• Task prompt
All of the data that follows should be retyped exactly, please, except the pictures.

══════════════════════════════

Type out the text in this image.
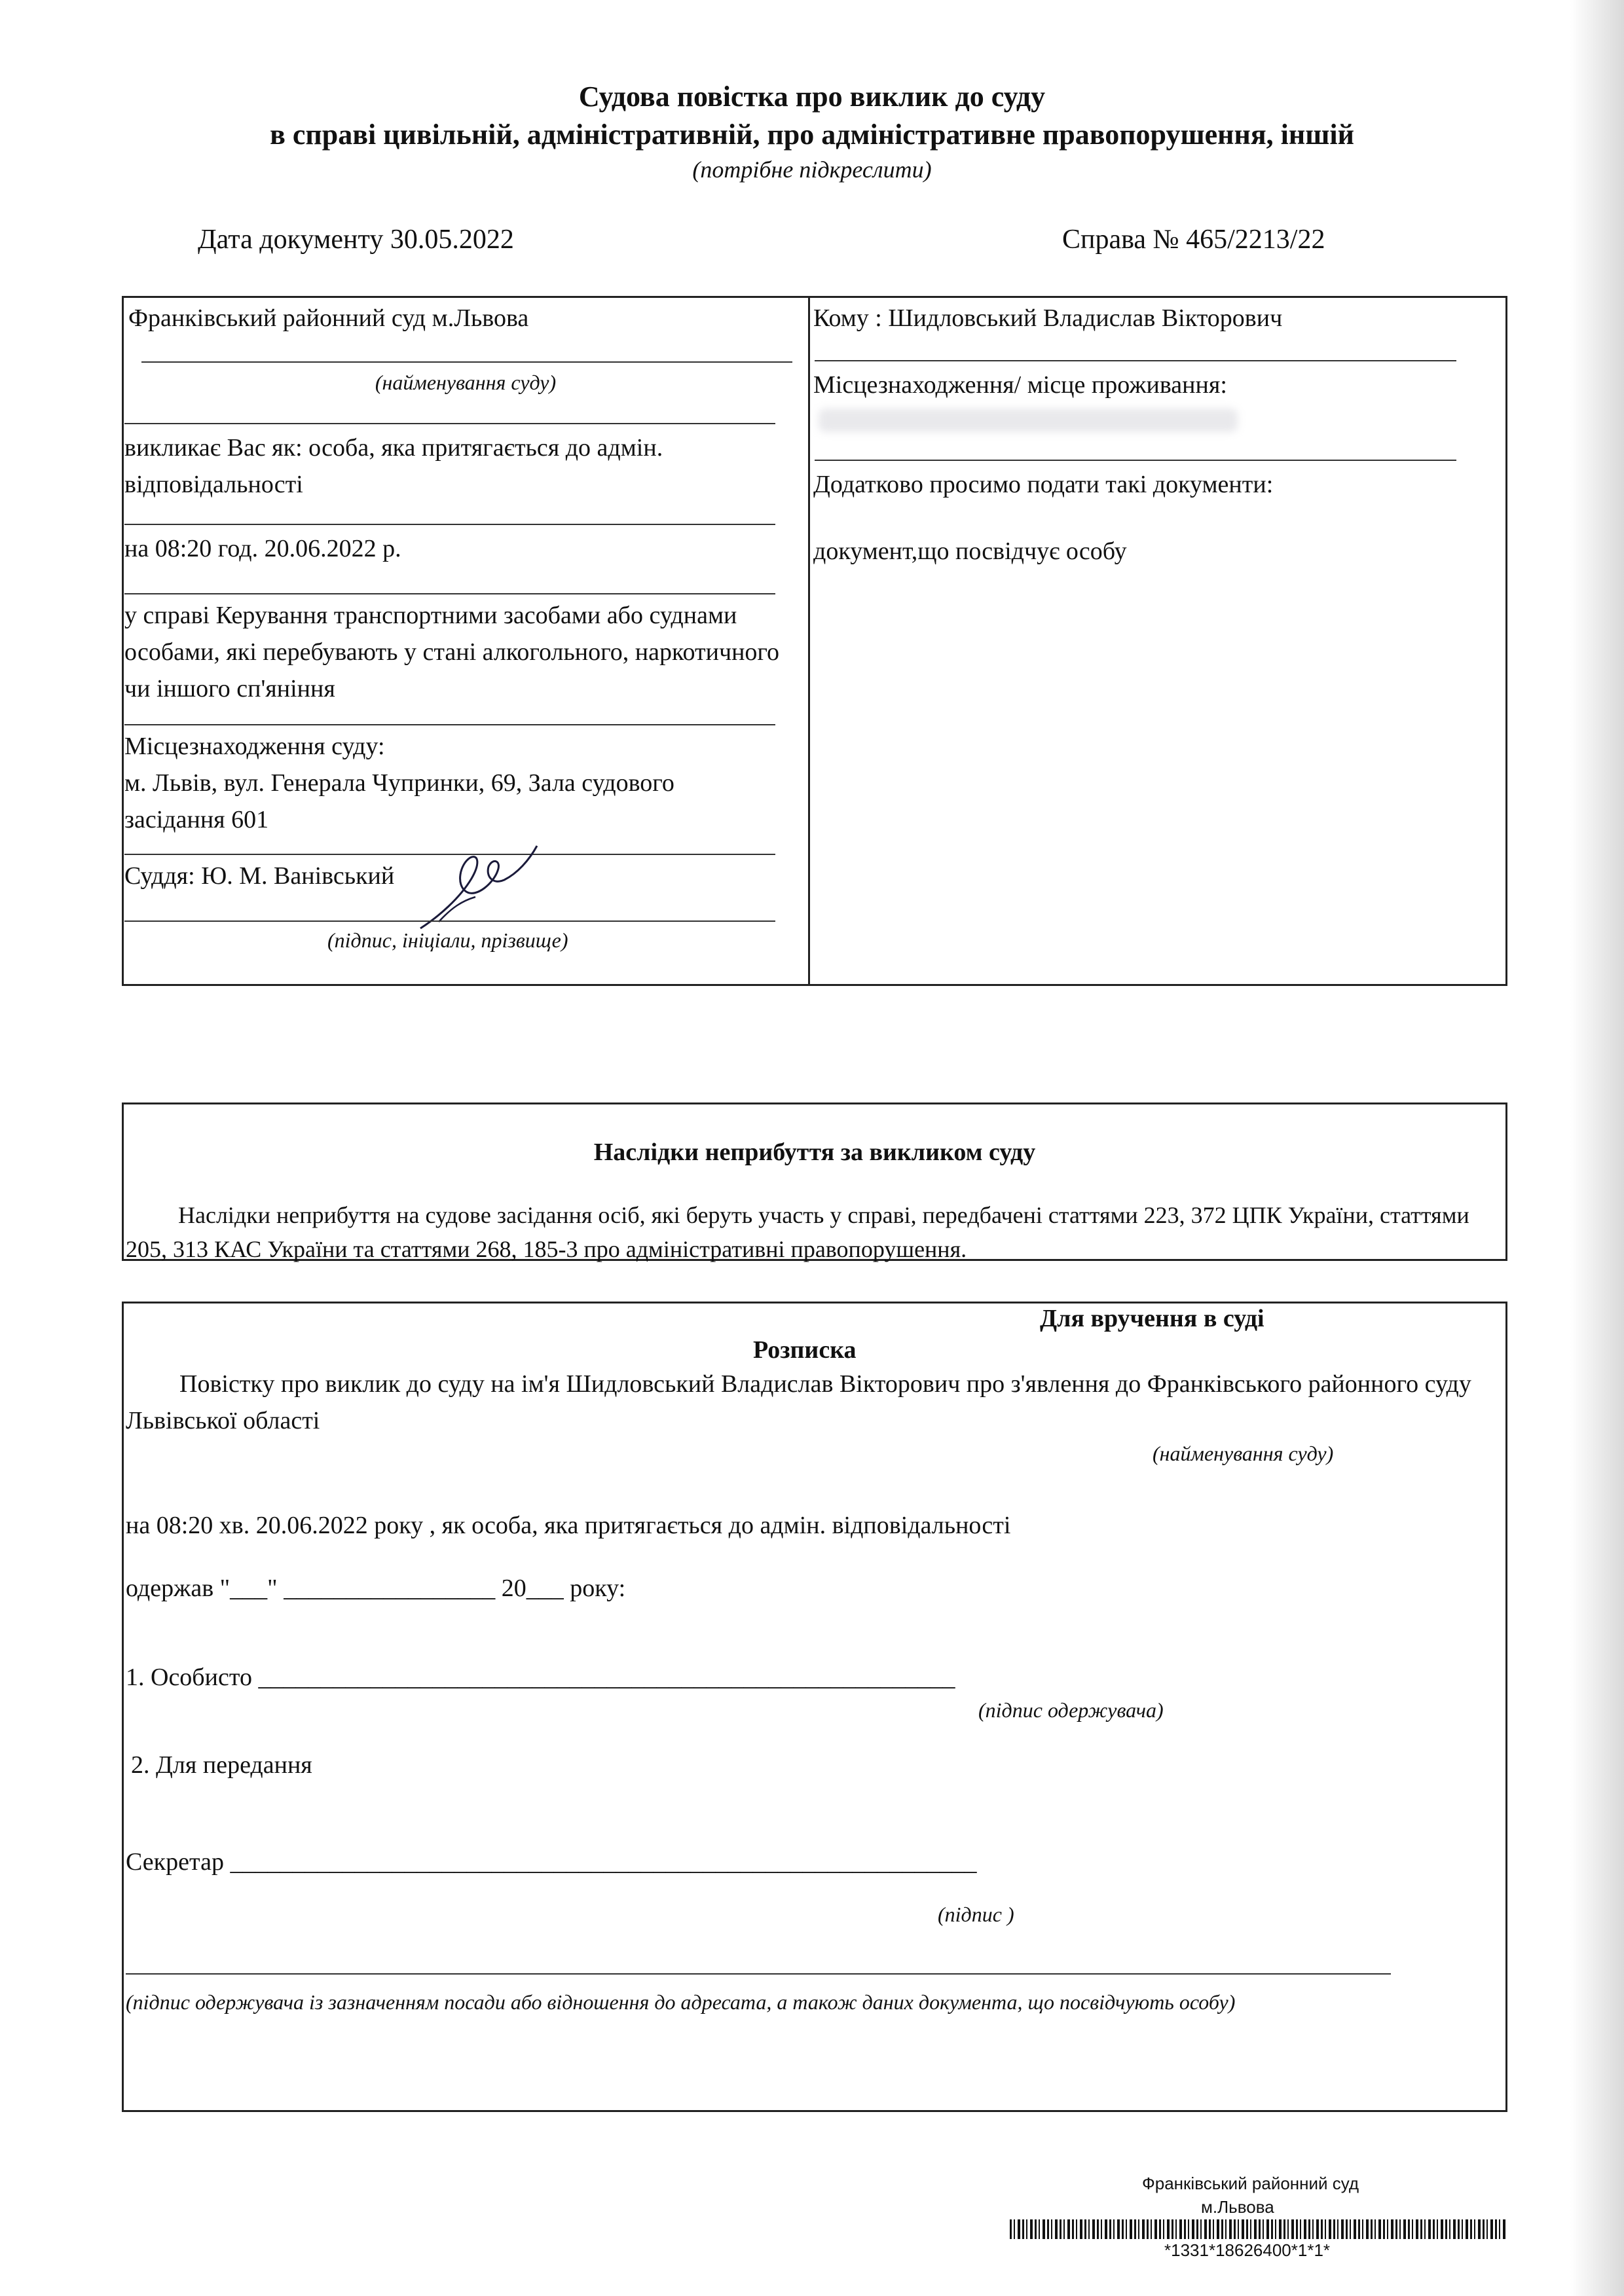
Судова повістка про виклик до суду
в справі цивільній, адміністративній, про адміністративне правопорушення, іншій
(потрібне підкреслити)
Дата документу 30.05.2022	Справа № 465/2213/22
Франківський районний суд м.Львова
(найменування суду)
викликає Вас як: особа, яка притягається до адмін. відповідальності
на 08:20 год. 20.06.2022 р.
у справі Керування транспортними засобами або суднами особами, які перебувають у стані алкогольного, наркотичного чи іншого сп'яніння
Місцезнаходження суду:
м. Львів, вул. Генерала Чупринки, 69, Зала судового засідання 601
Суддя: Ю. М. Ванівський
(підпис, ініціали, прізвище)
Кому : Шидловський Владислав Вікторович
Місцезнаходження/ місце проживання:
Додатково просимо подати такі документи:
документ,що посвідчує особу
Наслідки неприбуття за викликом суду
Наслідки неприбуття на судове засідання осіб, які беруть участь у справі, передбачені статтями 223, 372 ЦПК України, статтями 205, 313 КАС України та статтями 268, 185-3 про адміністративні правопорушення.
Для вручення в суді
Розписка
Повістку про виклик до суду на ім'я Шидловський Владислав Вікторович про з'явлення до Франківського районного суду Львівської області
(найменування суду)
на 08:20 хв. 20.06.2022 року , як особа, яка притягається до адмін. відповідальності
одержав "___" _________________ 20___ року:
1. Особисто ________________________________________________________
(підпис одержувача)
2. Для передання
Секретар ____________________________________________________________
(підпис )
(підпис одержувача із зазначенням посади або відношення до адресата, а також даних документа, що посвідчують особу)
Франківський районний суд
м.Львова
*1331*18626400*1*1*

══════════════════════════════

• Result below
Type out the text in this image.
Судова повістка про виклик до суду
в справі цивільній, адміністративній, про адміністративне правопорушення, іншій
(потрібне підкреслити)
Дата документу 30.05.2022	Справа № 465/2213/22
Франківський районний суд м.Львова
(найменування суду)
викликає Вас як: особа, яка притягається до адмін. відповідальності
на 08:20 год. 20.06.2022 р.
у справі Керування транспортними засобами або суднами особами, які перебувають у стані алкогольного, наркотичного чи іншого сп'яніння
Місцезнаходження суду:
м. Львів, вул. Генерала Чупринки, 69, Зала судового засідання 601
Суддя: Ю. М. Ванівський
(підпис, ініціали, прізвище)
Кому : Шидловський Владислав Вікторович
Місцезнаходження/ місце проживання:
Додатково просимо подати такі документи:
документ,що посвідчує особу
Наслідки неприбуття за викликом суду
Наслідки неприбуття на судове засідання осіб, які беруть участь у справі, передбачені статтями 223, 372 ЦПК України, статтями 205, 313 КАС України та статтями 268, 185-3 про адміністративні правопорушення.
Для вручення в суді
Розписка
Повістку про виклик до суду на ім'я Шидловський Владислав Вікторович про з'явлення до Франківського районного суду Львівської області
(найменування суду)
на 08:20 хв. 20.06.2022 року , як особа, яка притягається до адмін. відповідальності
одержав "___" _________________ 20___ року:
1. Особисто ________________________________________________________
(підпис одержувача)
2. Для передання
Секретар ____________________________________________________________
(підпис )
(підпис одержувача із зазначенням посади або відношення до адресата, а також даних документа, що посвідчують особу)
Франківський районний суд
м.Львова
*1331*18626400*1*1*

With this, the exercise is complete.